**ITEMS:**
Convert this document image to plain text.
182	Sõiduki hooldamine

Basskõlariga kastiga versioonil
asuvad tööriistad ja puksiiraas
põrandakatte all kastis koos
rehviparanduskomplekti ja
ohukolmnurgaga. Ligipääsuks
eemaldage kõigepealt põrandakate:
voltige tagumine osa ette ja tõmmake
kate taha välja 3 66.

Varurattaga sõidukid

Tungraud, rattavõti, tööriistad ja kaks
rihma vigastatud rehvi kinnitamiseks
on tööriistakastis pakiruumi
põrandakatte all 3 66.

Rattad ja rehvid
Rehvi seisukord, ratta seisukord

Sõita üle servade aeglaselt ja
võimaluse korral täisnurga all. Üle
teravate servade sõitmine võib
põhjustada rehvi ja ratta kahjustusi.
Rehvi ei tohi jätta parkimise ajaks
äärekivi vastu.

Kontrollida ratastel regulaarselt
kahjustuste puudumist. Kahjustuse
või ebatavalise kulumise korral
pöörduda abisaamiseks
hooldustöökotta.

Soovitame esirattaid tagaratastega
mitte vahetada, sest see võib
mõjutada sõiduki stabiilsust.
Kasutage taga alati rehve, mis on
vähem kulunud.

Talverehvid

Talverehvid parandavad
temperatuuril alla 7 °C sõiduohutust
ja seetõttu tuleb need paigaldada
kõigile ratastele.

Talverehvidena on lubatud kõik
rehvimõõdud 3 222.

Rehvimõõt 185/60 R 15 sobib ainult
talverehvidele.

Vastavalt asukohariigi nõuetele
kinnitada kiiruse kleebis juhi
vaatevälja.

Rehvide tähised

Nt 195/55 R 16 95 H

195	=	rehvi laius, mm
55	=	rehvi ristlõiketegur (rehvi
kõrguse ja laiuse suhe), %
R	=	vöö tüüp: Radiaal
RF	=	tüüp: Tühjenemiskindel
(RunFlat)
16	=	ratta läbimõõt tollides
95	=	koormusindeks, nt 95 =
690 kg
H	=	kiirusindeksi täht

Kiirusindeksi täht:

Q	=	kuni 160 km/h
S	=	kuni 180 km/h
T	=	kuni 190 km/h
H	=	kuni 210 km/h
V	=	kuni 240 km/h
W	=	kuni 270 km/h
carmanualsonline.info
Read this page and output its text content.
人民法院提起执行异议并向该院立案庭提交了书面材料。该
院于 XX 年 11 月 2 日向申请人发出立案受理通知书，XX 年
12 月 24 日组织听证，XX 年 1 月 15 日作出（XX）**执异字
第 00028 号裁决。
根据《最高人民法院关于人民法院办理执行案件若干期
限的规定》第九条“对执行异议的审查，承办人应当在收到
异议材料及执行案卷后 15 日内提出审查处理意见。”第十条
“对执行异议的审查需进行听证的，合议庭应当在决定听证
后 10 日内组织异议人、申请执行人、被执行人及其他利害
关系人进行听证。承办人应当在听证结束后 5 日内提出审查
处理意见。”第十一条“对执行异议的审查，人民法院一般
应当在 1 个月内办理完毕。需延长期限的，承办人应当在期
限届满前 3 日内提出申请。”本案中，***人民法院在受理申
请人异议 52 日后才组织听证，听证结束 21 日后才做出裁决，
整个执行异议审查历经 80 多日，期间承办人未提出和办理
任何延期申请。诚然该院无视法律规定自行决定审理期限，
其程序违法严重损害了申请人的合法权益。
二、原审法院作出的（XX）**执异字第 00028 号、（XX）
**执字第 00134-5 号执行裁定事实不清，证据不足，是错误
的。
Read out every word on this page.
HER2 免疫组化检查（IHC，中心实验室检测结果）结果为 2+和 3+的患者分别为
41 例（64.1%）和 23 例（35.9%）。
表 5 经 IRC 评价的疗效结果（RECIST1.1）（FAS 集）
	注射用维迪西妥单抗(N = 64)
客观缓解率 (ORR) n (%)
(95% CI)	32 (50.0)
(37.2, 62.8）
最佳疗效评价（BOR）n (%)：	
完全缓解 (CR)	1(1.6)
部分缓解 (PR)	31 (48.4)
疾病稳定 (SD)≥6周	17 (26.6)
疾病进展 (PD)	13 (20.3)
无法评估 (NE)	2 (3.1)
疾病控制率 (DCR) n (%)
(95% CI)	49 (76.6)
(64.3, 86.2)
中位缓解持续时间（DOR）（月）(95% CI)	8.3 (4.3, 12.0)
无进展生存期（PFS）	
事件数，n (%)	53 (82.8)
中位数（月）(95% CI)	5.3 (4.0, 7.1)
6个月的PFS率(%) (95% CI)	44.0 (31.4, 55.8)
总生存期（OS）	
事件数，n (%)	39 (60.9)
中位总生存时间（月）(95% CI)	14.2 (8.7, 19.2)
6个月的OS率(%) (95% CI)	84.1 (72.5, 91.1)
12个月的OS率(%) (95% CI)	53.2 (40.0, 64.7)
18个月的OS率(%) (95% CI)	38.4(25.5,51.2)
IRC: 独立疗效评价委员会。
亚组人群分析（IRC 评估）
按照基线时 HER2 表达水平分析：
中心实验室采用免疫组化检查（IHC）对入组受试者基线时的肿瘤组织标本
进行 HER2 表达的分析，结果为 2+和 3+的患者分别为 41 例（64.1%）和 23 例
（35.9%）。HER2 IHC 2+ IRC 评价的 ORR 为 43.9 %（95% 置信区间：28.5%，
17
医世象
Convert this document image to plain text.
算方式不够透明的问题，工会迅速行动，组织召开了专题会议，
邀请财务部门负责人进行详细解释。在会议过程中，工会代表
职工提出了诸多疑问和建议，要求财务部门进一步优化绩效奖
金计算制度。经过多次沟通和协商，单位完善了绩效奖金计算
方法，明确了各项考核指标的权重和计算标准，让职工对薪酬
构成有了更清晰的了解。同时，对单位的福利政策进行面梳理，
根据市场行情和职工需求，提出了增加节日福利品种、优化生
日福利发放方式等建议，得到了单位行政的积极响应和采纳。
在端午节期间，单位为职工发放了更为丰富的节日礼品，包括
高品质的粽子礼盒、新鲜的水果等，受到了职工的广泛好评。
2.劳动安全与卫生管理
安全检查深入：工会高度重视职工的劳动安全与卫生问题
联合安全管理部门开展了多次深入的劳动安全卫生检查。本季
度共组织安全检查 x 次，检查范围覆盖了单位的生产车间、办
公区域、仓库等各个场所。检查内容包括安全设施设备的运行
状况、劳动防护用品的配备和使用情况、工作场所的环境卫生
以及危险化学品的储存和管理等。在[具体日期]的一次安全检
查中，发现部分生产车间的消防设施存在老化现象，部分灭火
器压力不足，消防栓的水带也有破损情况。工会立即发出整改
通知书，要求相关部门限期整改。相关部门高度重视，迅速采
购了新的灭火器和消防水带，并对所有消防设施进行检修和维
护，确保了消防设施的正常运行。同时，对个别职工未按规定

**OBJECTIVE:**
Search the entries for the word "servade" and copy every line that has it.

**TASK ANSWER:**
Sõita üle servade aeglaselt ja
teravate servade sõitmine võib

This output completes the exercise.